EXERCISE OBJECTIVE — Each record is to be printed again precisely as it reads.

[begin RECORDS FOR THE EXERCISE]

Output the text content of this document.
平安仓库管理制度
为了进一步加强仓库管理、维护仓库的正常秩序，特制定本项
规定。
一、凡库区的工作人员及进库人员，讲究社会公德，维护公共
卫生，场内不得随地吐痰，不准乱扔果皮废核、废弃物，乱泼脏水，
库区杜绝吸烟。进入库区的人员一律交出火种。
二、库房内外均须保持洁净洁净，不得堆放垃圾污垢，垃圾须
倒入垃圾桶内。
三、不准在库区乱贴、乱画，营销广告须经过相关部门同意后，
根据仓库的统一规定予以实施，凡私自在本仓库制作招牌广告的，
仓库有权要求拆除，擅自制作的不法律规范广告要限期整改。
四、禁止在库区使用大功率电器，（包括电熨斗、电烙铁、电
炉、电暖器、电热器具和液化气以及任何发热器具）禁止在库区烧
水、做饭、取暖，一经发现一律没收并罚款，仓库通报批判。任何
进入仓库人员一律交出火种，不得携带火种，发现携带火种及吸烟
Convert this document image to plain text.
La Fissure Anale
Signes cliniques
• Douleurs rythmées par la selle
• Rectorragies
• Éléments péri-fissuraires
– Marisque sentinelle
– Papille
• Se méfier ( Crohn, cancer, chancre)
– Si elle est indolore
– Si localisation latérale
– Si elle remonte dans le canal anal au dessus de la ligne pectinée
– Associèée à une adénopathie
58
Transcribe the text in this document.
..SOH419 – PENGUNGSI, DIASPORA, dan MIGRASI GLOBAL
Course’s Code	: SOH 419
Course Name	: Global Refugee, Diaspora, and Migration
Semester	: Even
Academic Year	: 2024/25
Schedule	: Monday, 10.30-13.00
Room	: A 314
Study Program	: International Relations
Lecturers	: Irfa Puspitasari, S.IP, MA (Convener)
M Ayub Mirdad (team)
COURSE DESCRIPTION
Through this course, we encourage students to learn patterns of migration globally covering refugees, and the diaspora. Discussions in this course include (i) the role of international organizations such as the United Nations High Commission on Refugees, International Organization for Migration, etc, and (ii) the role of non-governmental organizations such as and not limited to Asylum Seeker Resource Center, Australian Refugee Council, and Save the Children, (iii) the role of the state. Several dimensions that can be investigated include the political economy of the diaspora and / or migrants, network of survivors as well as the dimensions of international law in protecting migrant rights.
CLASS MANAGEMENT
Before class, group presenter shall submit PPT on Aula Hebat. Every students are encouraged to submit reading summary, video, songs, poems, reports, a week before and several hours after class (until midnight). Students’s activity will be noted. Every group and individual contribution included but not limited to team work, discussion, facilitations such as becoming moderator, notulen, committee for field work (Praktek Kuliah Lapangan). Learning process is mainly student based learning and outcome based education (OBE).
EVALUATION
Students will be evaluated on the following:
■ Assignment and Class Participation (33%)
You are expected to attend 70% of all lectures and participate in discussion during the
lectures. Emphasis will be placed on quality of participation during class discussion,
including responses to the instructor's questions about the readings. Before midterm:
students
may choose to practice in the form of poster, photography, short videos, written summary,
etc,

[end RECORDS FOR THE EXERCISE]

RESPONSE TO THIS TASK —
Output the text content of this document.
平安仓库管理制度
为了进一步加强仓库管理、维护仓库的正常秩序，特制定本项
规定。
一、凡库区的工作人员及进库人员，讲究社会公德，维护公共
卫生，场内不得随地吐痰，不准乱扔果皮废核、废弃物，乱泼脏水，
库区杜绝吸烟。进入库区的人员一律交出火种。
二、库房内外均须保持洁净洁净，不得堆放垃圾污垢，垃圾须
倒入垃圾桶内。
三、不准在库区乱贴、乱画，营销广告须经过相关部门同意后，
根据仓库的统一规定予以实施，凡私自在本仓库制作招牌广告的，
仓库有权要求拆除，擅自制作的不法律规范广告要限期整改。
四、禁止在库区使用大功率电器，（包括电熨斗、电烙铁、电
炉、电暖器、电热器具和液化气以及任何发热器具）禁止在库区烧
水、做饭、取暖，一经发现一律没收并罚款，仓库通报批判。任何
进入仓库人员一律交出火种，不得携带火种，发现携带火种及吸烟
Convert this document image to plain text.
La Fissure Anale
Signes cliniques
• Douleurs rythmées par la selle
• Rectorragies
• Éléments péri-fissuraires
– Marisque sentinelle
– Papille
• Se méfier ( Crohn, cancer, chancre)
– Si elle est indolore
– Si localisation latérale
– Si elle remonte dans le canal anal au dessus de la ligne pectinée
– Associèée à une adénopathie
58
Transcribe the text in this document.
..SOH419 – PENGUNGSI, DIASPORA, dan MIGRASI GLOBAL
Course’s Code	: SOH 419
Course Name	: Global Refugee, Diaspora, and Migration
Semester	: Even
Academic Year	: 2024/25
Schedule	: Monday, 10.30-13.00
Room	: A 314
Study Program	: International Relations
Lecturers	: Irfa Puspitasari, S.IP, MA (Convener)
M Ayub Mirdad (team)
COURSE DESCRIPTION
Through this course, we encourage students to learn patterns of migration globally covering refugees, and the diaspora. Discussions in this course include (i) the role of international organizations such as the United Nations High Commission on Refugees, International Organization for Migration, etc, and (ii) the role of non-governmental organizations such as and not limited to Asylum Seeker Resource Center, Australian Refugee Council, and Save the Children, (iii) the role of the state. Several dimensions that can be investigated include the political economy of the diaspora and / or migrants, network of survivors as well as the dimensions of international law in protecting migrant rights.
CLASS MANAGEMENT
Before class, group presenter shall submit PPT on Aula Hebat. Every students are encouraged to submit reading summary, video, songs, poems, reports, a week before and several hours after class (until midnight). Students’s activity will be noted. Every group and individual contribution included but not limited to team work, discussion, facilitations such as becoming moderator, notulen, committee for field work (Praktek Kuliah Lapangan). Learning process is mainly student based learning and outcome based education (OBE).
EVALUATION
Students will be evaluated on the following:
■ Assignment and Class Participation (33%)
You are expected to attend 70% of all lectures and participate in discussion during the
lectures. Emphasis will be placed on quality of participation during class discussion,
including responses to the instructor's questions about the readings. Before midterm:
students
may choose to practice in the form of poster, photography, short videos, written summary,
etc,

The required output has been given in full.